Set exercise
Copy out the records in full, word for word, without pictures.

Material supplied
--------
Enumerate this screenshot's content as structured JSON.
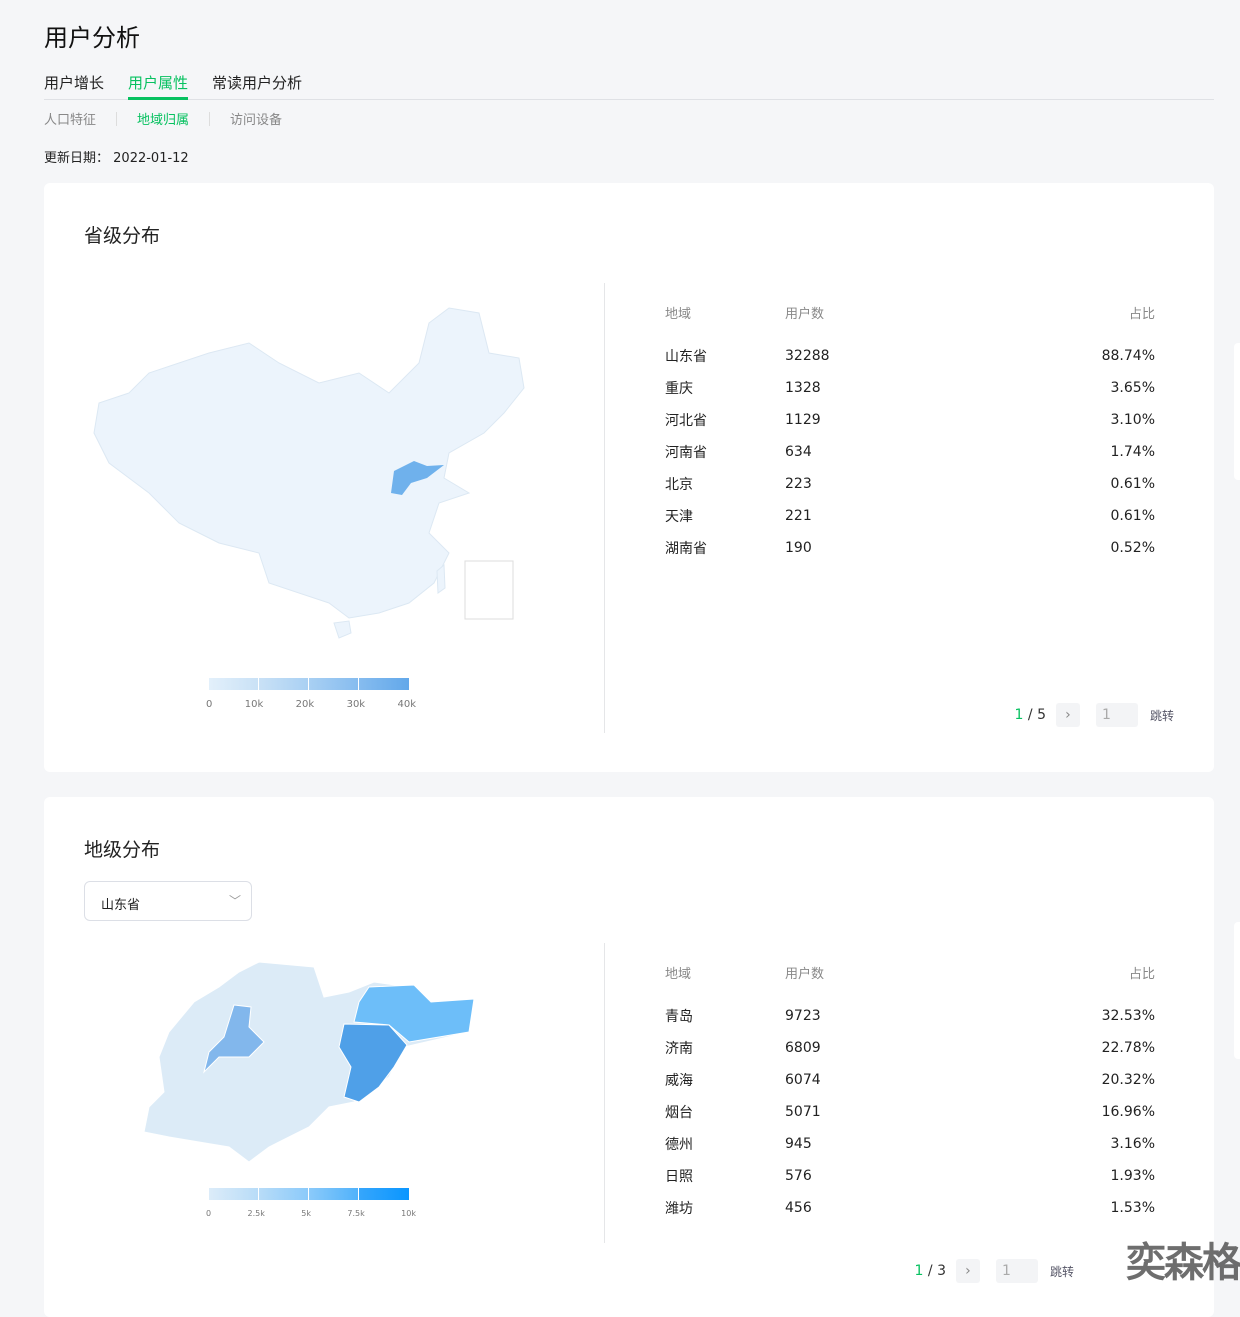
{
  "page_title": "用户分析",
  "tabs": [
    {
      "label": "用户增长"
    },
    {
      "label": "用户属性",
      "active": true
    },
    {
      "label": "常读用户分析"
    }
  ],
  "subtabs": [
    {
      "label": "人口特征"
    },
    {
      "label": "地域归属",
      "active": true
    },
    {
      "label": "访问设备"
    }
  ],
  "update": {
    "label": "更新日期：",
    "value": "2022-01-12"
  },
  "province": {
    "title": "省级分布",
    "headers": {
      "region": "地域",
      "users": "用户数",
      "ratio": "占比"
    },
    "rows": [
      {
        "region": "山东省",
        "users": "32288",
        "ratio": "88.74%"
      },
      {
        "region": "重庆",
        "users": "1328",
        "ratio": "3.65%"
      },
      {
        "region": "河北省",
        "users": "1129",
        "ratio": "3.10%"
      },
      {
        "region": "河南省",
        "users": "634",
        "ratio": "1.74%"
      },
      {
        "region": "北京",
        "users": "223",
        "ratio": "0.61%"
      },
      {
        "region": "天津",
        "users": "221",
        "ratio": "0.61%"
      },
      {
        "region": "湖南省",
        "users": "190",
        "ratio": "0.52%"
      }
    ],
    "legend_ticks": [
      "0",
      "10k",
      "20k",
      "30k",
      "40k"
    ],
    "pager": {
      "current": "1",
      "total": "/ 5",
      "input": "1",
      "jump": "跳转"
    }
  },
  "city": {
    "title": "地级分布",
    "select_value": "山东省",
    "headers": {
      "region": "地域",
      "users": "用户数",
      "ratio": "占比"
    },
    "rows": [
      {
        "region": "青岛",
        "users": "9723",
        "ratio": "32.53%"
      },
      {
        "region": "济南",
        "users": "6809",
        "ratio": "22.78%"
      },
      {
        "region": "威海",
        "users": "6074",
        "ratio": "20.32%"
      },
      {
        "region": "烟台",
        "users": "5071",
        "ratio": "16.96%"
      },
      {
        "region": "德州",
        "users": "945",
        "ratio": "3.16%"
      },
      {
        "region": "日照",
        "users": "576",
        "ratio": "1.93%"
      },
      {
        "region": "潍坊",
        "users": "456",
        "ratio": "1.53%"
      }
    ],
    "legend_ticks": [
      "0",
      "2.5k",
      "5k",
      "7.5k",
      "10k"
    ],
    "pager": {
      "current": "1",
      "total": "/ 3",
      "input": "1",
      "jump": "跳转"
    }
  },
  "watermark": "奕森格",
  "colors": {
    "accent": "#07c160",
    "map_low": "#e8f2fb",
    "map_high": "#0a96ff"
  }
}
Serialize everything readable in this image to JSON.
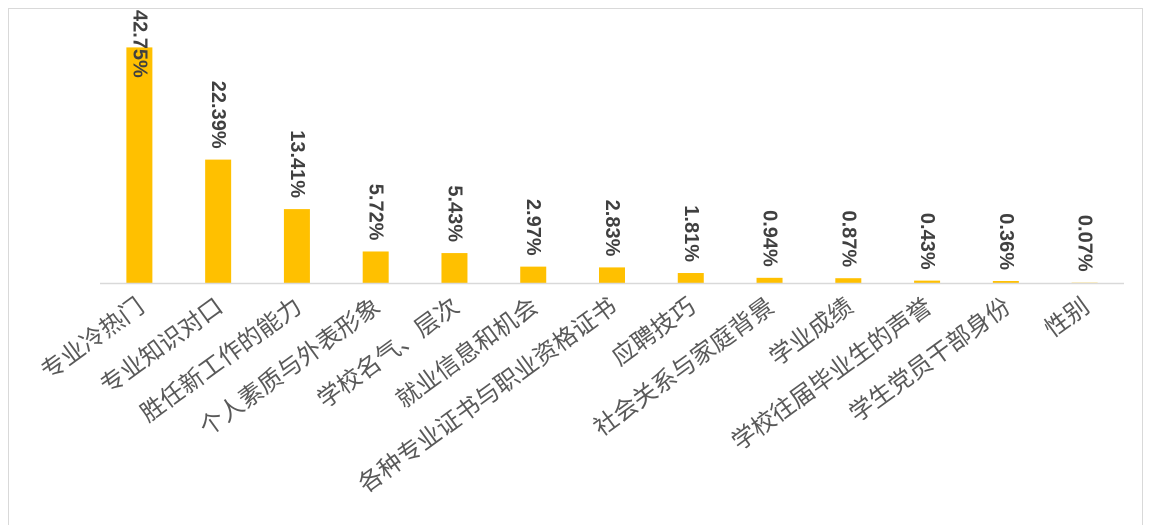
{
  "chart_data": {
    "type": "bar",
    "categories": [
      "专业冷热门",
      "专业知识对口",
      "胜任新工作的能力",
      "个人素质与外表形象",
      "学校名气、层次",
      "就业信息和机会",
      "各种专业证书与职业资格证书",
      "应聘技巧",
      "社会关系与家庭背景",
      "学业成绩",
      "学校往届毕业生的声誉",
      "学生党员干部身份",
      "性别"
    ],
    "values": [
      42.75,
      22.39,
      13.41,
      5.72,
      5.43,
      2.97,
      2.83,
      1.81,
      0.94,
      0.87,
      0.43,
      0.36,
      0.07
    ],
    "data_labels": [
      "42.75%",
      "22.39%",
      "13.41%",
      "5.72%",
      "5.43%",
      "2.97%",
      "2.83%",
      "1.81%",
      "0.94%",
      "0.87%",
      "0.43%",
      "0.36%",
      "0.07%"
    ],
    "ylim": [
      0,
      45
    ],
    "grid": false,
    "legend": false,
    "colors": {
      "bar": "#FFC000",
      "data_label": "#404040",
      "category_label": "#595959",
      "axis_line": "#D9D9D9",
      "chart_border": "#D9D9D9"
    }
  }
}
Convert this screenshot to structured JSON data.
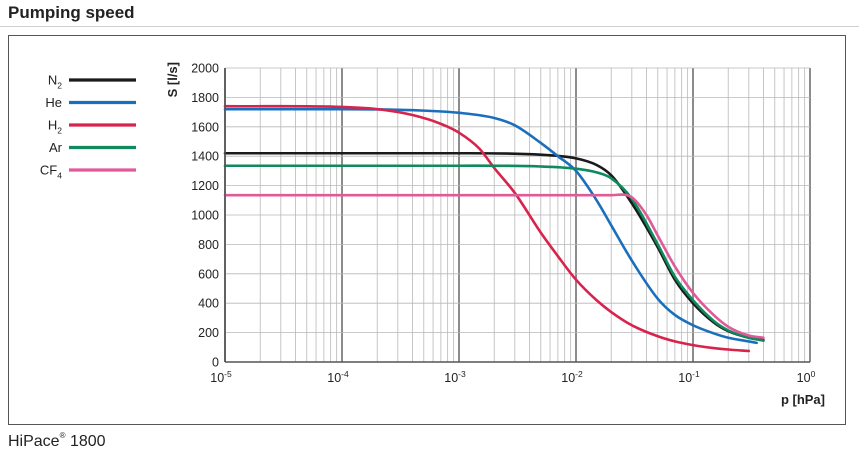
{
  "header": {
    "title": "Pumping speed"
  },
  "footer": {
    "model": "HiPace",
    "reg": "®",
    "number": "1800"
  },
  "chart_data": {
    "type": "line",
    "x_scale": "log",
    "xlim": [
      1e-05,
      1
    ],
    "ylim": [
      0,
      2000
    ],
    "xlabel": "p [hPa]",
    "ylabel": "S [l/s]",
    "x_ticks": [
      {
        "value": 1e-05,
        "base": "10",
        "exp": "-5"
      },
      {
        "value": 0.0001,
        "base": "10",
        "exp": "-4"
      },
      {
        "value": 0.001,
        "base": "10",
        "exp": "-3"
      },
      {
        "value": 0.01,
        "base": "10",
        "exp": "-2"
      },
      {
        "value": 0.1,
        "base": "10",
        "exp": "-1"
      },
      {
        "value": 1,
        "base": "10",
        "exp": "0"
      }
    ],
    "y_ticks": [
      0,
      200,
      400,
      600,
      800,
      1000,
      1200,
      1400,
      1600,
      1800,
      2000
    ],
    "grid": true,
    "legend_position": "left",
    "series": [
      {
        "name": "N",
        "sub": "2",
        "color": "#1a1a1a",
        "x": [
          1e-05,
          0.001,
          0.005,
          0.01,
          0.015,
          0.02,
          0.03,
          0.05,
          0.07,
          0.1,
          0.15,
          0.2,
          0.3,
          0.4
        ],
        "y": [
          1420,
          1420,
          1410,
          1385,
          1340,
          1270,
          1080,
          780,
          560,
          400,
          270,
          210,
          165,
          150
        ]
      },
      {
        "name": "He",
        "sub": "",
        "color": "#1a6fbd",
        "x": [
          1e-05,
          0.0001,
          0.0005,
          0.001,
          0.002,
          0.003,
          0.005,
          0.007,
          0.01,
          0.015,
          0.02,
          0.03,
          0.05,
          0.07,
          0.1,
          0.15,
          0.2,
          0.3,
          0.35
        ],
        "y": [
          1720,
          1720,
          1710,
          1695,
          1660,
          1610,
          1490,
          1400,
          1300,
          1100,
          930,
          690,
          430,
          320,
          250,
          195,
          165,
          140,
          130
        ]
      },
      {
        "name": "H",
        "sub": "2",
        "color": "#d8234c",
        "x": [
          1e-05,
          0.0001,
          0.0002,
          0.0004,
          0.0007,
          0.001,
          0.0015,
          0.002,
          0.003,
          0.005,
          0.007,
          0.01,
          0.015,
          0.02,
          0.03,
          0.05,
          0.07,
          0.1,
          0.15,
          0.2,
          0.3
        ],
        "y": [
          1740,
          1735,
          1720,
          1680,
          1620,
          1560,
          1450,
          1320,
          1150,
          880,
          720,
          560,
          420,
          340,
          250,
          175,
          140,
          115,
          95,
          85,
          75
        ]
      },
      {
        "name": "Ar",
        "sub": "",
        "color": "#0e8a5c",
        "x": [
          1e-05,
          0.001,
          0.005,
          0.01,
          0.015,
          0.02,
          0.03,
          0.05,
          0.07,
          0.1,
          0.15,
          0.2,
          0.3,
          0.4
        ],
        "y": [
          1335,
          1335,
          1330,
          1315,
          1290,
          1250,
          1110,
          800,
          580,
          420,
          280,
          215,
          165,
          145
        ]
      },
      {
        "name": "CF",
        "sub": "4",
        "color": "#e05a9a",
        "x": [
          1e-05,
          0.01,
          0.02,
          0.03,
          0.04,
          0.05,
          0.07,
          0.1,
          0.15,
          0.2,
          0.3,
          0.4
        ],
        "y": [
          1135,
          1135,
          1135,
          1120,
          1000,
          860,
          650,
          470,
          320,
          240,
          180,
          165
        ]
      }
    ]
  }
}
--------
Solution to this task
Enumerate this screenshot's content as structured JSON.
{
  "page_title": "用户分析",
  "tabs": [
    {
      "label": "用户增长"
    },
    {
      "label": "用户属性",
      "active": true
    },
    {
      "label": "常读用户分析"
    }
  ],
  "subtabs": [
    {
      "label": "人口特征"
    },
    {
      "label": "地域归属",
      "active": true
    },
    {
      "label": "访问设备"
    }
  ],
  "update": {
    "label": "更新日期：",
    "value": "2022-01-12"
  },
  "province": {
    "title": "省级分布",
    "headers": {
      "region": "地域",
      "users": "用户数",
      "ratio": "占比"
    },
    "rows": [
      {
        "region": "山东省",
        "users": "32288",
        "ratio": "88.74%"
      },
      {
        "region": "重庆",
        "users": "1328",
        "ratio": "3.65%"
      },
      {
        "region": "河北省",
        "users": "1129",
        "ratio": "3.10%"
      },
      {
        "region": "河南省",
        "users": "634",
        "ratio": "1.74%"
      },
      {
        "region": "北京",
        "users": "223",
        "ratio": "0.61%"
      },
      {
        "region": "天津",
        "users": "221",
        "ratio": "0.61%"
      },
      {
        "region": "湖南省",
        "users": "190",
        "ratio": "0.52%"
      }
    ],
    "legend_ticks": [
      "0",
      "10k",
      "20k",
      "30k",
      "40k"
    ],
    "pager": {
      "current": "1",
      "total": "/ 5",
      "input": "1",
      "jump": "跳转"
    }
  },
  "city": {
    "title": "地级分布",
    "select_value": "山东省",
    "headers": {
      "region": "地域",
      "users": "用户数",
      "ratio": "占比"
    },
    "rows": [
      {
        "region": "青岛",
        "users": "9723",
        "ratio": "32.53%"
      },
      {
        "region": "济南",
        "users": "6809",
        "ratio": "22.78%"
      },
      {
        "region": "威海",
        "users": "6074",
        "ratio": "20.32%"
      },
      {
        "region": "烟台",
        "users": "5071",
        "ratio": "16.96%"
      },
      {
        "region": "德州",
        "users": "945",
        "ratio": "3.16%"
      },
      {
        "region": "日照",
        "users": "576",
        "ratio": "1.93%"
      },
      {
        "region": "潍坊",
        "users": "456",
        "ratio": "1.53%"
      }
    ],
    "legend_ticks": [
      "0",
      "2.5k",
      "5k",
      "7.5k",
      "10k"
    ],
    "pager": {
      "current": "1",
      "total": "/ 3",
      "input": "1",
      "jump": "跳转"
    }
  },
  "watermark": "奕森格",
  "colors": {
    "accent": "#07c160",
    "map_low": "#e8f2fb",
    "map_high": "#0a96ff"
  }
}
Serialize everything readable in this image to JSON.
{
  "chart_data": {
    "type": "bar",
    "categories": [
      "专业冷热门",
      "专业知识对口",
      "胜任新工作的能力",
      "个人素质与外表形象",
      "学校名气、层次",
      "就业信息和机会",
      "各种专业证书与职业资格证书",
      "应聘技巧",
      "社会关系与家庭背景",
      "学业成绩",
      "学校往届毕业生的声誉",
      "学生党员干部身份",
      "性别"
    ],
    "values": [
      42.75,
      22.39,
      13.41,
      5.72,
      5.43,
      2.97,
      2.83,
      1.81,
      0.94,
      0.87,
      0.43,
      0.36,
      0.07
    ],
    "data_labels": [
      "42.75%",
      "22.39%",
      "13.41%",
      "5.72%",
      "5.43%",
      "2.97%",
      "2.83%",
      "1.81%",
      "0.94%",
      "0.87%",
      "0.43%",
      "0.36%",
      "0.07%"
    ],
    "ylim": [
      0,
      45
    ],
    "grid": false,
    "legend": false,
    "colors": {
      "bar": "#FFC000",
      "data_label": "#404040",
      "category_label": "#595959",
      "axis_line": "#D9D9D9",
      "chart_border": "#D9D9D9"
    }
  }
}
Convert this screenshot to structured JSON data.
{
  "header": {
    "title": "Pumping speed"
  },
  "footer": {
    "model": "HiPace",
    "reg": "®",
    "number": "1800"
  },
  "chart_data": {
    "type": "line",
    "x_scale": "log",
    "xlim": [
      1e-05,
      1
    ],
    "ylim": [
      0,
      2000
    ],
    "xlabel": "p [hPa]",
    "ylabel": "S [l/s]",
    "x_ticks": [
      {
        "value": 1e-05,
        "base": "10",
        "exp": "-5"
      },
      {
        "value": 0.0001,
        "base": "10",
        "exp": "-4"
      },
      {
        "value": 0.001,
        "base": "10",
        "exp": "-3"
      },
      {
        "value": 0.01,
        "base": "10",
        "exp": "-2"
      },
      {
        "value": 0.1,
        "base": "10",
        "exp": "-1"
      },
      {
        "value": 1,
        "base": "10",
        "exp": "0"
      }
    ],
    "y_ticks": [
      0,
      200,
      400,
      600,
      800,
      1000,
      1200,
      1400,
      1600,
      1800,
      2000
    ],
    "grid": true,
    "legend_position": "left",
    "series": [
      {
        "name": "N",
        "sub": "2",
        "color": "#1a1a1a",
        "x": [
          1e-05,
          0.001,
          0.005,
          0.01,
          0.015,
          0.02,
          0.03,
          0.05,
          0.07,
          0.1,
          0.15,
          0.2,
          0.3,
          0.4
        ],
        "y": [
          1420,
          1420,
          1410,
          1385,
          1340,
          1270,
          1080,
          780,
          560,
          400,
          270,
          210,
          165,
          150
        ]
      },
      {
        "name": "He",
        "sub": "",
        "color": "#1a6fbd",
        "x": [
          1e-05,
          0.0001,
          0.0005,
          0.001,
          0.002,
          0.003,
          0.005,
          0.007,
          0.01,
          0.015,
          0.02,
          0.03,
          0.05,
          0.07,
          0.1,
          0.15,
          0.2,
          0.3,
          0.35
        ],
        "y": [
          1720,
          1720,
          1710,
          1695,
          1660,
          1610,
          1490,
          1400,
          1300,
          1100,
          930,
          690,
          430,
          320,
          250,
          195,
          165,
          140,
          130
        ]
      },
      {
        "name": "H",
        "sub": "2",
        "color": "#d8234c",
        "x": [
          1e-05,
          0.0001,
          0.0002,
          0.0004,
          0.0007,
          0.001,
          0.0015,
          0.002,
          0.003,
          0.005,
          0.007,
          0.01,
          0.015,
          0.02,
          0.03,
          0.05,
          0.07,
          0.1,
          0.15,
          0.2,
          0.3
        ],
        "y": [
          1740,
          1735,
          1720,
          1680,
          1620,
          1560,
          1450,
          1320,
          1150,
          880,
          720,
          560,
          420,
          340,
          250,
          175,
          140,
          115,
          95,
          85,
          75
        ]
      },
      {
        "name": "Ar",
        "sub": "",
        "color": "#0e8a5c",
        "x": [
          1e-05,
          0.001,
          0.005,
          0.01,
          0.015,
          0.02,
          0.03,
          0.05,
          0.07,
          0.1,
          0.15,
          0.2,
          0.3,
          0.4
        ],
        "y": [
          1335,
          1335,
          1330,
          1315,
          1290,
          1250,
          1110,
          800,
          580,
          420,
          280,
          215,
          165,
          145
        ]
      },
      {
        "name": "CF",
        "sub": "4",
        "color": "#e05a9a",
        "x": [
          1e-05,
          0.01,
          0.02,
          0.03,
          0.04,
          0.05,
          0.07,
          0.1,
          0.15,
          0.2,
          0.3,
          0.4
        ],
        "y": [
          1135,
          1135,
          1135,
          1120,
          1000,
          860,
          650,
          470,
          320,
          240,
          180,
          165
        ]
      }
    ]
  }
}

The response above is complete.